## [Aim of the exercise]
What is the count of lines in the records that include "practices"? Reply with that number alone.
Top of Study material
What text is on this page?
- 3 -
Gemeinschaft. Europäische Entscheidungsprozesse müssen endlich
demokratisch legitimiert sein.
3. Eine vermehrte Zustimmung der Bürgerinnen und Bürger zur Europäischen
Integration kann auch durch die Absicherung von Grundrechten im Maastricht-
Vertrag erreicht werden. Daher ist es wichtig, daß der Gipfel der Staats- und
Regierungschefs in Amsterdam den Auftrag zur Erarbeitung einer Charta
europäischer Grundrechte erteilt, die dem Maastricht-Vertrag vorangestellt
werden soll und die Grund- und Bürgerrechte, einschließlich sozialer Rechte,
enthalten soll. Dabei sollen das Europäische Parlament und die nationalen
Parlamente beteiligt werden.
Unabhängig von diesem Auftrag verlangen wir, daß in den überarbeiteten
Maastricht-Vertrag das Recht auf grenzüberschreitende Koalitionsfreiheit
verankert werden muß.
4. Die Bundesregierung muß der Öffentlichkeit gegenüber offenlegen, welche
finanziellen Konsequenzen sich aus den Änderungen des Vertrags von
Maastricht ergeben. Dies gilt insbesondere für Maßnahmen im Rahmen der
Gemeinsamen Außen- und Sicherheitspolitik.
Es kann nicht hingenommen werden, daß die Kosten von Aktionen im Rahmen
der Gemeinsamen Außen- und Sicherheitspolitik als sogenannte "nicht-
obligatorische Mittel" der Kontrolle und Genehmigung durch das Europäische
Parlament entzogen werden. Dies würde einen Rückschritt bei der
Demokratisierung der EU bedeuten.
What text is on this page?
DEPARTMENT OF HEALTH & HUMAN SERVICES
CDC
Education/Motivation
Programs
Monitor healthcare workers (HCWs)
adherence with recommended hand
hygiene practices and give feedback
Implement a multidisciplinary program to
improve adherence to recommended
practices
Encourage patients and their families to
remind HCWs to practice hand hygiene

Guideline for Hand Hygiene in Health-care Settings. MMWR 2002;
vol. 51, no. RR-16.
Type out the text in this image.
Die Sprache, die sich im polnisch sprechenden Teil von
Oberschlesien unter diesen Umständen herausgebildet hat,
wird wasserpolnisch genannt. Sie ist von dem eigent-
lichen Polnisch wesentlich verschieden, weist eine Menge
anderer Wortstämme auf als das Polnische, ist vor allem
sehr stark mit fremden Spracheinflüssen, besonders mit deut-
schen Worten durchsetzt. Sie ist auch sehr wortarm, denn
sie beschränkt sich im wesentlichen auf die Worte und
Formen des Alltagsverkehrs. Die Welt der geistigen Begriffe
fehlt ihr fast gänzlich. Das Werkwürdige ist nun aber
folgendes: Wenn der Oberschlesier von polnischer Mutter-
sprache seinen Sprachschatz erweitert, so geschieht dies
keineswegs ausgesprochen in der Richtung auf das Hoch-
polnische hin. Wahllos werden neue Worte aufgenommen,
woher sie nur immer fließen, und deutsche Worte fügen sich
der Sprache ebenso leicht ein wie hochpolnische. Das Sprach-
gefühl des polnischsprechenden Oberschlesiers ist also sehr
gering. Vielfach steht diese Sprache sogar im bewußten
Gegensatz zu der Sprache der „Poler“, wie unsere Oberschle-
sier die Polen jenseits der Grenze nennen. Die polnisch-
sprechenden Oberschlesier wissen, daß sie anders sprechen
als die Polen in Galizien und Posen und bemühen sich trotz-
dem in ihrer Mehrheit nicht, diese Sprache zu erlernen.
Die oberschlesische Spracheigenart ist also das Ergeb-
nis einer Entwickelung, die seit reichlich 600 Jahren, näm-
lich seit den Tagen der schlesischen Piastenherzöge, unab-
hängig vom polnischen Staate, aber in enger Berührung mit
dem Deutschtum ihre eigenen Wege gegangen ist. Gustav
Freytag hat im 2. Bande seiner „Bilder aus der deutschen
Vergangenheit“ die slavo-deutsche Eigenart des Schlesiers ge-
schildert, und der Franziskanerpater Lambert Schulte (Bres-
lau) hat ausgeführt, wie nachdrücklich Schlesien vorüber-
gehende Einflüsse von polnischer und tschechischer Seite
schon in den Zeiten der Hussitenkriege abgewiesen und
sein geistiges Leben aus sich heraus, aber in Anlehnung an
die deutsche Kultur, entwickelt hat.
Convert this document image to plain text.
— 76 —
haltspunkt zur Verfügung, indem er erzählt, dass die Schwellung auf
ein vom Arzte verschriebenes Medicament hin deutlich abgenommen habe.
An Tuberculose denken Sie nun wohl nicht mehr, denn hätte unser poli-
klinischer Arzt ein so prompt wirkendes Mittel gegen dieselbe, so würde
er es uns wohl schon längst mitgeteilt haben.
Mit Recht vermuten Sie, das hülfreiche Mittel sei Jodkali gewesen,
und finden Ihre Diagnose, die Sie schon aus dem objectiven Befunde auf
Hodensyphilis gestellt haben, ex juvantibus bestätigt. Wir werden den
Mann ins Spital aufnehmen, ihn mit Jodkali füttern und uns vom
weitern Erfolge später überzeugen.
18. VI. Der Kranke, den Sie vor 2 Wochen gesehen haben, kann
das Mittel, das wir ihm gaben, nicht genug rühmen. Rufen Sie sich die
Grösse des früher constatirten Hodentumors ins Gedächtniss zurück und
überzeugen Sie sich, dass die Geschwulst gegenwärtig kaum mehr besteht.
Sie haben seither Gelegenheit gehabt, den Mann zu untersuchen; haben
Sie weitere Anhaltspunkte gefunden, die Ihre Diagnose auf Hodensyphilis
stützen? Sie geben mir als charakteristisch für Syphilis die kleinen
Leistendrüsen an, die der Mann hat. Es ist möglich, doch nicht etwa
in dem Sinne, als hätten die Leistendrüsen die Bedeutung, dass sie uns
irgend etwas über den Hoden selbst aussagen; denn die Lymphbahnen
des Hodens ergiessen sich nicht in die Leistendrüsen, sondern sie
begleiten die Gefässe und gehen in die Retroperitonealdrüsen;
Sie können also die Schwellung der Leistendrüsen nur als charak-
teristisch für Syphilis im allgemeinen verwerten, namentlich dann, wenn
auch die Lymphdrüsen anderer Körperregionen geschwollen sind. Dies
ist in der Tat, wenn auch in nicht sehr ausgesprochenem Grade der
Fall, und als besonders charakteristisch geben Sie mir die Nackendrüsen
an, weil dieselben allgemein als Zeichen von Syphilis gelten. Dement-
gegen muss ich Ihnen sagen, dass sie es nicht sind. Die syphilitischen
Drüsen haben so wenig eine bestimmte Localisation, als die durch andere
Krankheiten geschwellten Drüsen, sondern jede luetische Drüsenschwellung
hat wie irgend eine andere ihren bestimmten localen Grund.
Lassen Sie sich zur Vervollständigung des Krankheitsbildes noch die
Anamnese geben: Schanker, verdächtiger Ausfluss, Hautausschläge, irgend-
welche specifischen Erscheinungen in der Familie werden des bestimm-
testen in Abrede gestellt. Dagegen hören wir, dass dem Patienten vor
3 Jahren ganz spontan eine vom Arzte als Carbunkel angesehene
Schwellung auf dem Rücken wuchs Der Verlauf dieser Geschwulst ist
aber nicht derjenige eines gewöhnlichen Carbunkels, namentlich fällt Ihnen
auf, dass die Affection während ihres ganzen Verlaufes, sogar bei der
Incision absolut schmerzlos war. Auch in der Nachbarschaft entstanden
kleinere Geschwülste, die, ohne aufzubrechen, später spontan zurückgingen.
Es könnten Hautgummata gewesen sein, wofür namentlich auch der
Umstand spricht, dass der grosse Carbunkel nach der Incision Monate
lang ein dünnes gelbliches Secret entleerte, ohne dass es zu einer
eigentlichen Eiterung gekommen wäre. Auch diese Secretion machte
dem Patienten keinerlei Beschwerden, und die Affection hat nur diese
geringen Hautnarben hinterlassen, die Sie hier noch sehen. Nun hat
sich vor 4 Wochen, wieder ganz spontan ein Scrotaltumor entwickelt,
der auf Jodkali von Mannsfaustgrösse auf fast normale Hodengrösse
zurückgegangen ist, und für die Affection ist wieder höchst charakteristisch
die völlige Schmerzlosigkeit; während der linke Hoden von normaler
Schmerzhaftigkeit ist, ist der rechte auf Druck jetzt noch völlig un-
Bottom of Study material
## [Solution]
2